MATERIAL TO PROCESS –
• • • •
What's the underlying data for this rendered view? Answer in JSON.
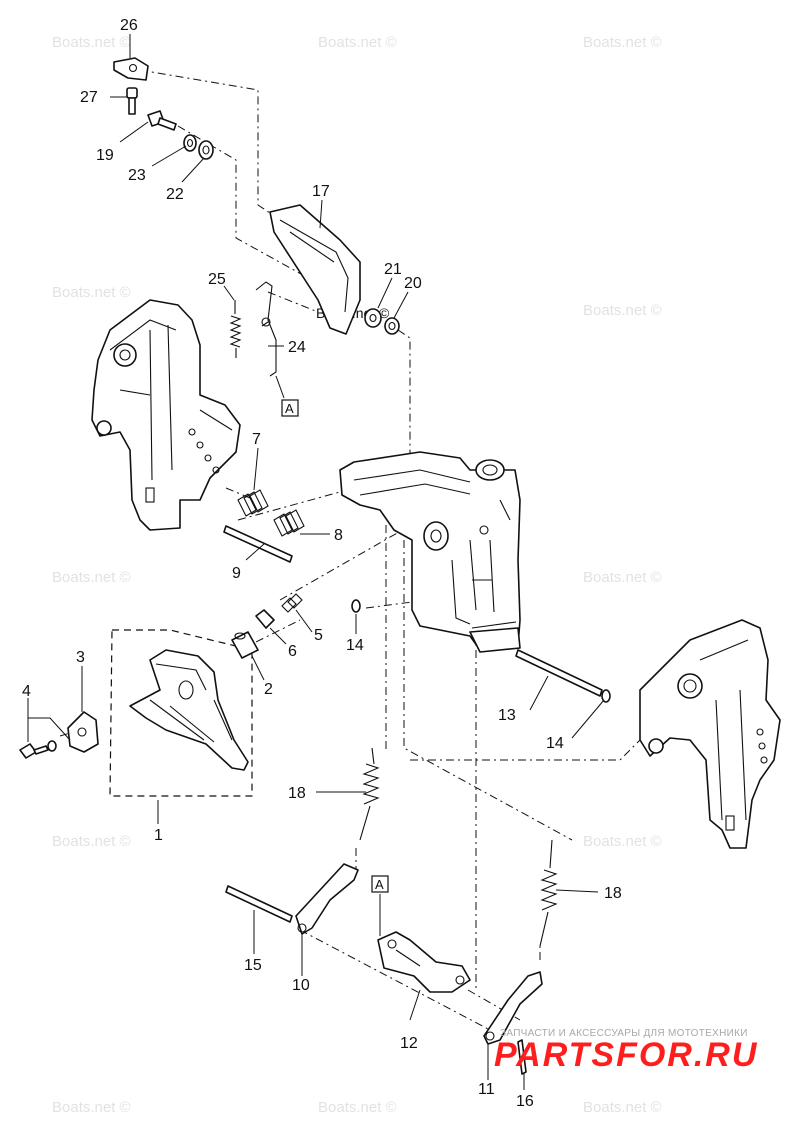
{
  "watermark": "Boats.net ©",
  "callouts": [
    "26",
    "27",
    "19",
    "23",
    "22",
    "17",
    "21",
    "20",
    "25",
    "24",
    "A",
    "7",
    "8",
    "9",
    "5",
    "6",
    "14",
    "2",
    "3",
    "4",
    "1",
    "13",
    "14",
    "18",
    "18",
    "A",
    "15",
    "10",
    "12",
    "11",
    "16"
  ],
  "brand": {
    "tagline": "ЗАПЧАСТИ И АКСЕССУАРЫ ДЛЯ МОТОТЕХНИКИ",
    "logo": "PARTSFOR.RU",
    "accent_color": "#ff1e1e"
  }
}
• • • •
INSTRUCTION –
Extract the full listing above verbatim; pictures are to be left out of the copy.

TASK SOLUTION –
What's the underlying data for this rendered view? Answer in JSON.
{
  "watermark": "Boats.net ©",
  "callouts": [
    "26",
    "27",
    "19",
    "23",
    "22",
    "17",
    "21",
    "20",
    "25",
    "24",
    "A",
    "7",
    "8",
    "9",
    "5",
    "6",
    "14",
    "2",
    "3",
    "4",
    "1",
    "13",
    "14",
    "18",
    "18",
    "A",
    "15",
    "10",
    "12",
    "11",
    "16"
  ],
  "brand": {
    "tagline": "ЗАПЧАСТИ И АКСЕССУАРЫ ДЛЯ МОТОТЕХНИКИ",
    "logo": "PARTSFOR.RU",
    "accent_color": "#ff1e1e"
  }
}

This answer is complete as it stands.